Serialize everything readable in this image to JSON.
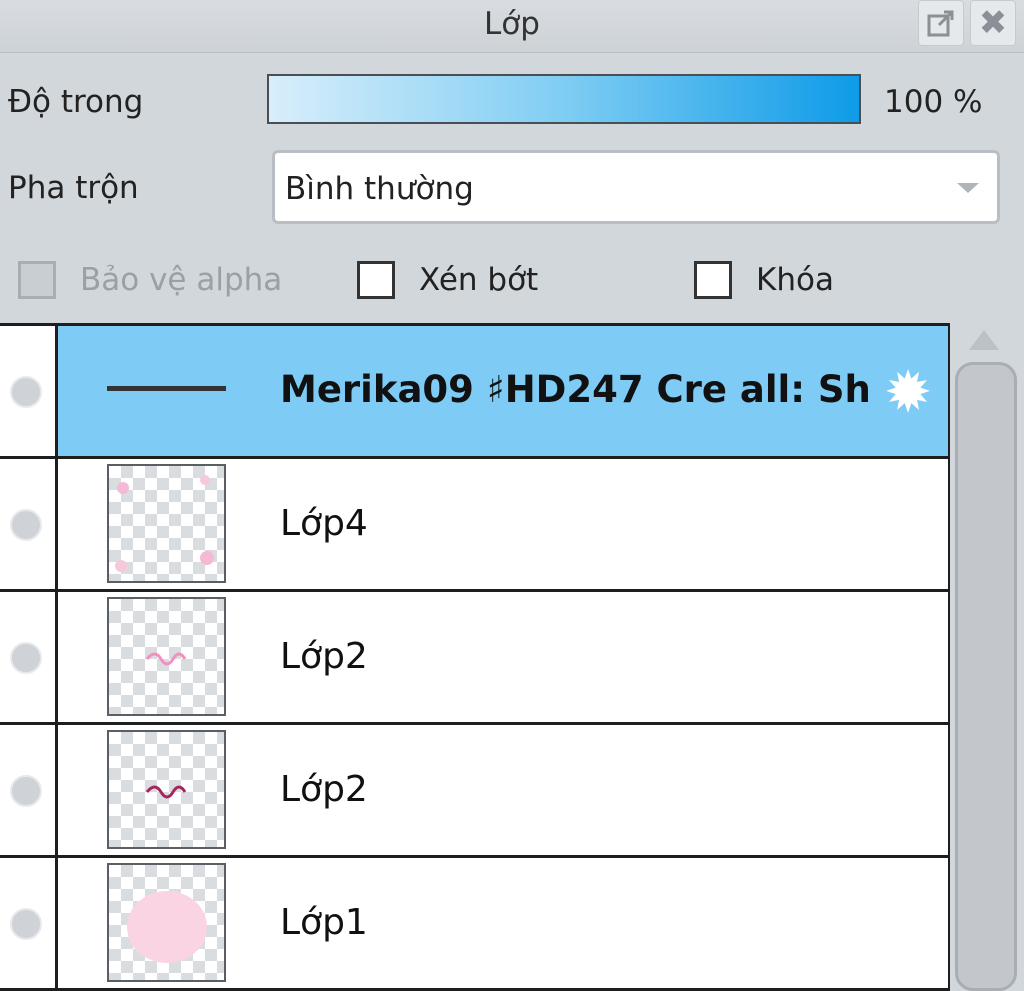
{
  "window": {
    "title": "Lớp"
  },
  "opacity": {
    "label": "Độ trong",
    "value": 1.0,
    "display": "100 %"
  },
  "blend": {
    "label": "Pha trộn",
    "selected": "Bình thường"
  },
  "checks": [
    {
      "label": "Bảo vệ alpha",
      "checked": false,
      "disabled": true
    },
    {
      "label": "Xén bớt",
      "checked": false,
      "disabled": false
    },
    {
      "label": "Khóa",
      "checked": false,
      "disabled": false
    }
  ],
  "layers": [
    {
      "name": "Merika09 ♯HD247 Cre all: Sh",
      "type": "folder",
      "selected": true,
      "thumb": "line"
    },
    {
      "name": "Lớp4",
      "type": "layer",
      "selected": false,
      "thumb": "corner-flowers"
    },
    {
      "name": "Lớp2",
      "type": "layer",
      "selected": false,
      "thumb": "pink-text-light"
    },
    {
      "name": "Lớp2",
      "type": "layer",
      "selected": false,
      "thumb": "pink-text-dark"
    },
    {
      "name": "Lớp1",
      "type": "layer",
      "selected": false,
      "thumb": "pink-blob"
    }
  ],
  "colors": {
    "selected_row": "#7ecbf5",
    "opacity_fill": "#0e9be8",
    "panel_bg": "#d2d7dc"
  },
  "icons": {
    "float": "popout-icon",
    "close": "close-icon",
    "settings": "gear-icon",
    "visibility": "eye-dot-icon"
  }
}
---------------
**The task:** Gather each line from the listing above that holds "name".

**Reply to the exercise:**
      "name": "Merika09 ♯HD247 Cre all: Sh",
      "name": "Lớp4",
      "name": "Lớp2",
      "name": "Lớp2",
      "name": "Lớp1",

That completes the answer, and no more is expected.